◆ Records for the task ◆
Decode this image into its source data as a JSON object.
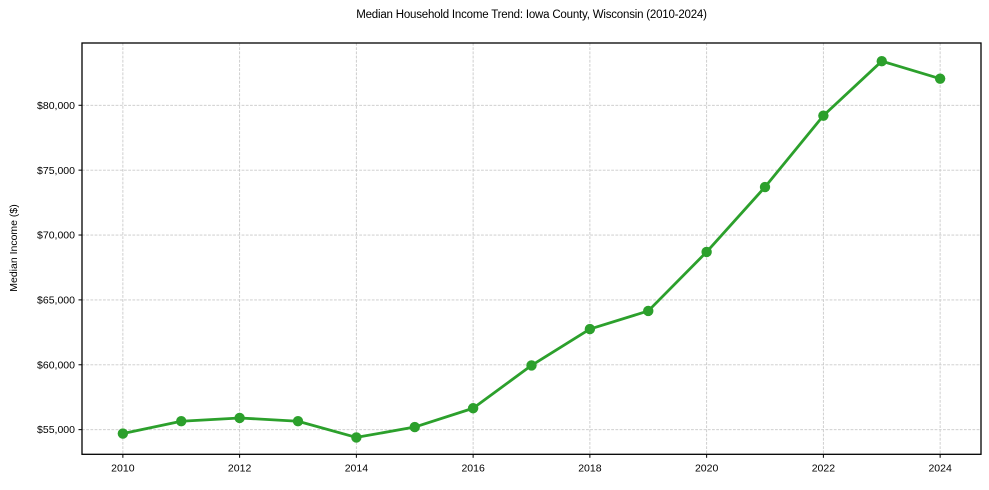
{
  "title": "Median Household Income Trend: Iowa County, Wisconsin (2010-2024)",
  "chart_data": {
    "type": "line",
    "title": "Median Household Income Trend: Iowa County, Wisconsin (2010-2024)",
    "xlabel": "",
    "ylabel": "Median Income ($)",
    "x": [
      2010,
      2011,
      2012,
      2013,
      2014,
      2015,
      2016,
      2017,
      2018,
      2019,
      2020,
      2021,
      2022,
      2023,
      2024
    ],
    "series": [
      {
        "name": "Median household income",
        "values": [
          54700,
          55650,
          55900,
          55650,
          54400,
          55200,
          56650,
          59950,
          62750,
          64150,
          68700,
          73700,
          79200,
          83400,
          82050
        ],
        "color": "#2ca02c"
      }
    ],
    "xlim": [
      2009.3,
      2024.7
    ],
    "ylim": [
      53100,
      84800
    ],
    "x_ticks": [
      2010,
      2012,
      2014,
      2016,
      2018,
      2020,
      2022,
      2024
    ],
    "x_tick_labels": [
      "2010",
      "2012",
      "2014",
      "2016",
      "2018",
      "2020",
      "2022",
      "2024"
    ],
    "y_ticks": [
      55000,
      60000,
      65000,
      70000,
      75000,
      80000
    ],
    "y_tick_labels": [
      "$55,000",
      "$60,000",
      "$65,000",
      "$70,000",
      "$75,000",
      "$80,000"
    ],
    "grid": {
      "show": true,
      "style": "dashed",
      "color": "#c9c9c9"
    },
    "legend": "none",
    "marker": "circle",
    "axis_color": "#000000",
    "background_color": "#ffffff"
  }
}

◆ What you need to do ◆
Among these entries, how many lines include the string "title"? Reply with the number by itself.

◆ Response ◆
2